• **WRITTEN INSTRUCTION**
Images are not part of the copy; transcribe all the data exactly.

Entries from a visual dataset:
....

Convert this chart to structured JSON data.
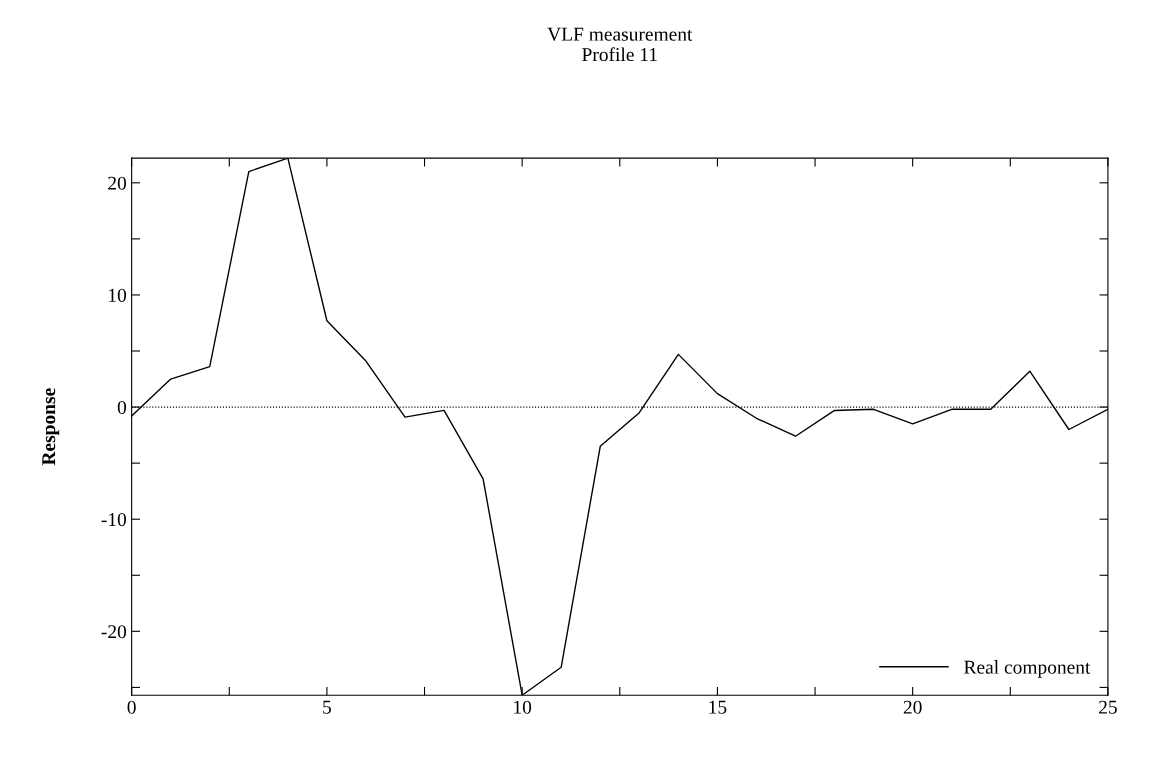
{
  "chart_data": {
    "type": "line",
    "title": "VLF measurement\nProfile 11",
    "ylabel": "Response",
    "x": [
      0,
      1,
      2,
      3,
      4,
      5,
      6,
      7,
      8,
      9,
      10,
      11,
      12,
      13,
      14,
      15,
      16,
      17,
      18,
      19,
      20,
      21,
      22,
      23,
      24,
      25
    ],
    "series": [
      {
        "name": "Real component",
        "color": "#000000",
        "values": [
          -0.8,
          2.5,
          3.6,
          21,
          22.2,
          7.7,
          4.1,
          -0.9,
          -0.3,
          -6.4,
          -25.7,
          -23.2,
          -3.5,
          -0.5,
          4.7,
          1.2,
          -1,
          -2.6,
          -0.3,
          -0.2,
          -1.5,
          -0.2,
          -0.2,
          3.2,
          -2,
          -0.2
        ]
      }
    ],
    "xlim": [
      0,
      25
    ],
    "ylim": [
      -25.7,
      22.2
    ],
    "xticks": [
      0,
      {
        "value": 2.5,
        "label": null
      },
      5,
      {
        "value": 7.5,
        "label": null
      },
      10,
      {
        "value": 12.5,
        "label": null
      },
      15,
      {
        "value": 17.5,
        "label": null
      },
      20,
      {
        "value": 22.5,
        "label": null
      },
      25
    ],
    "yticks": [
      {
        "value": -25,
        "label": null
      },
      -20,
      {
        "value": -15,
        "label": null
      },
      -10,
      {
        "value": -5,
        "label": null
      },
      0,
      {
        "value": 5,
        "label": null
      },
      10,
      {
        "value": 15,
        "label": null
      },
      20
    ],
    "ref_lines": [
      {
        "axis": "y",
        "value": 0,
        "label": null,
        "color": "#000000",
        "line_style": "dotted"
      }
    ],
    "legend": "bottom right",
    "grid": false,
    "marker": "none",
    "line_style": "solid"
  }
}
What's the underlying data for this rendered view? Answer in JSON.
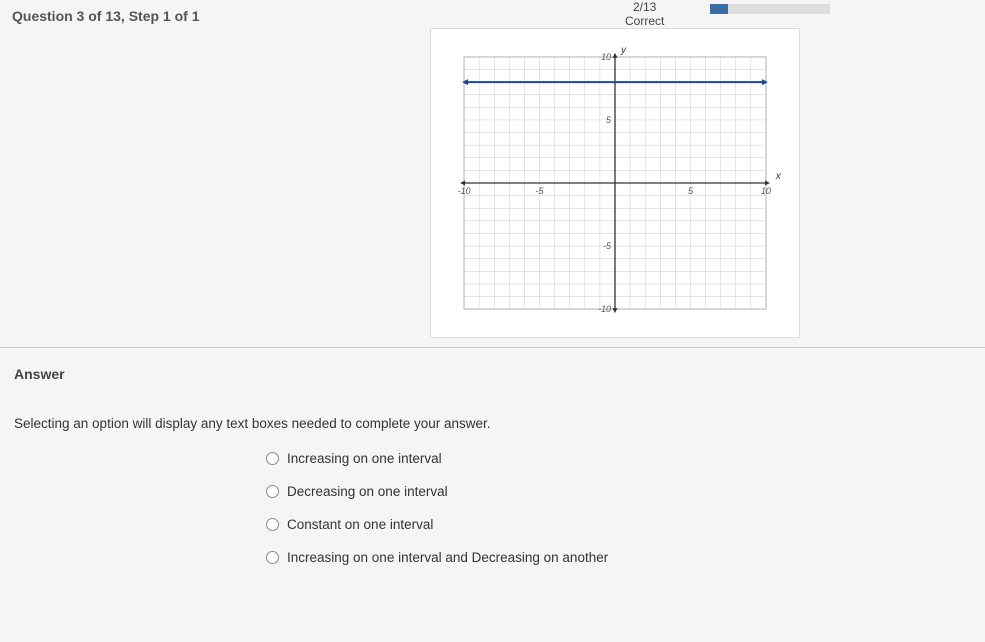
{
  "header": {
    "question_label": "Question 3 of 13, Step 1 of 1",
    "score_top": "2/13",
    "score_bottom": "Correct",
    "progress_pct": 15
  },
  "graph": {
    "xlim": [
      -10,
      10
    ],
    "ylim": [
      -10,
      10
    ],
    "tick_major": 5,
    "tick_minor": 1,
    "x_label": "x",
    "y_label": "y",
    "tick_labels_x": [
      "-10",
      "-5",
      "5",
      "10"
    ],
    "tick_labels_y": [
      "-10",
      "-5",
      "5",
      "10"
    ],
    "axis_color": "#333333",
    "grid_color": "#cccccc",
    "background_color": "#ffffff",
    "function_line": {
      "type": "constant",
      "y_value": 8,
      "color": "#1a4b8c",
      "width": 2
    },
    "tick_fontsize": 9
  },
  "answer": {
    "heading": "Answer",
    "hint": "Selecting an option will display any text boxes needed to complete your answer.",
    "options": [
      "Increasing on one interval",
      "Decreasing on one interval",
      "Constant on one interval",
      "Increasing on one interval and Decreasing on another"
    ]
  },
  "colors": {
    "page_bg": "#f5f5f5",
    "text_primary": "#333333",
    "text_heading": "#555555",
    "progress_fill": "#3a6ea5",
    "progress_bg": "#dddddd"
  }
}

....

• **EXPECTED OUTPUT**
Convert this chart to structured JSON data.
{
  "chart_data": {
    "type": "line",
    "title": "VLF measurement\nProfile 11",
    "ylabel": "Response",
    "x": [
      0,
      1,
      2,
      3,
      4,
      5,
      6,
      7,
      8,
      9,
      10,
      11,
      12,
      13,
      14,
      15,
      16,
      17,
      18,
      19,
      20,
      21,
      22,
      23,
      24,
      25
    ],
    "series": [
      {
        "name": "Real component",
        "color": "#000000",
        "values": [
          -0.8,
          2.5,
          3.6,
          21,
          22.2,
          7.7,
          4.1,
          -0.9,
          -0.3,
          -6.4,
          -25.7,
          -23.2,
          -3.5,
          -0.5,
          4.7,
          1.2,
          -1,
          -2.6,
          -0.3,
          -0.2,
          -1.5,
          -0.2,
          -0.2,
          3.2,
          -2,
          -0.2
        ]
      }
    ],
    "xlim": [
      0,
      25
    ],
    "ylim": [
      -25.7,
      22.2
    ],
    "xticks": [
      0,
      {
        "value": 2.5,
        "label": null
      },
      5,
      {
        "value": 7.5,
        "label": null
      },
      10,
      {
        "value": 12.5,
        "label": null
      },
      15,
      {
        "value": 17.5,
        "label": null
      },
      20,
      {
        "value": 22.5,
        "label": null
      },
      25
    ],
    "yticks": [
      {
        "value": -25,
        "label": null
      },
      -20,
      {
        "value": -15,
        "label": null
      },
      -10,
      {
        "value": -5,
        "label": null
      },
      0,
      {
        "value": 5,
        "label": null
      },
      10,
      {
        "value": 15,
        "label": null
      },
      20
    ],
    "ref_lines": [
      {
        "axis": "y",
        "value": 0,
        "label": null,
        "color": "#000000",
        "line_style": "dotted"
      }
    ],
    "legend": "bottom right",
    "grid": false,
    "marker": "none",
    "line_style": "solid"
  }
}
What's the underlying data for this rendered view? Answer in JSON.
{
  "header": {
    "question_label": "Question 3 of 13, Step 1 of 1",
    "score_top": "2/13",
    "score_bottom": "Correct",
    "progress_pct": 15
  },
  "graph": {
    "xlim": [
      -10,
      10
    ],
    "ylim": [
      -10,
      10
    ],
    "tick_major": 5,
    "tick_minor": 1,
    "x_label": "x",
    "y_label": "y",
    "tick_labels_x": [
      "-10",
      "-5",
      "5",
      "10"
    ],
    "tick_labels_y": [
      "-10",
      "-5",
      "5",
      "10"
    ],
    "axis_color": "#333333",
    "grid_color": "#cccccc",
    "background_color": "#ffffff",
    "function_line": {
      "type": "constant",
      "y_value": 8,
      "color": "#1a4b8c",
      "width": 2
    },
    "tick_fontsize": 9
  },
  "answer": {
    "heading": "Answer",
    "hint": "Selecting an option will display any text boxes needed to complete your answer.",
    "options": [
      "Increasing on one interval",
      "Decreasing on one interval",
      "Constant on one interval",
      "Increasing on one interval and Decreasing on another"
    ]
  },
  "colors": {
    "page_bg": "#f5f5f5",
    "text_primary": "#333333",
    "text_heading": "#555555",
    "progress_fill": "#3a6ea5",
    "progress_bg": "#dddddd"
  }
}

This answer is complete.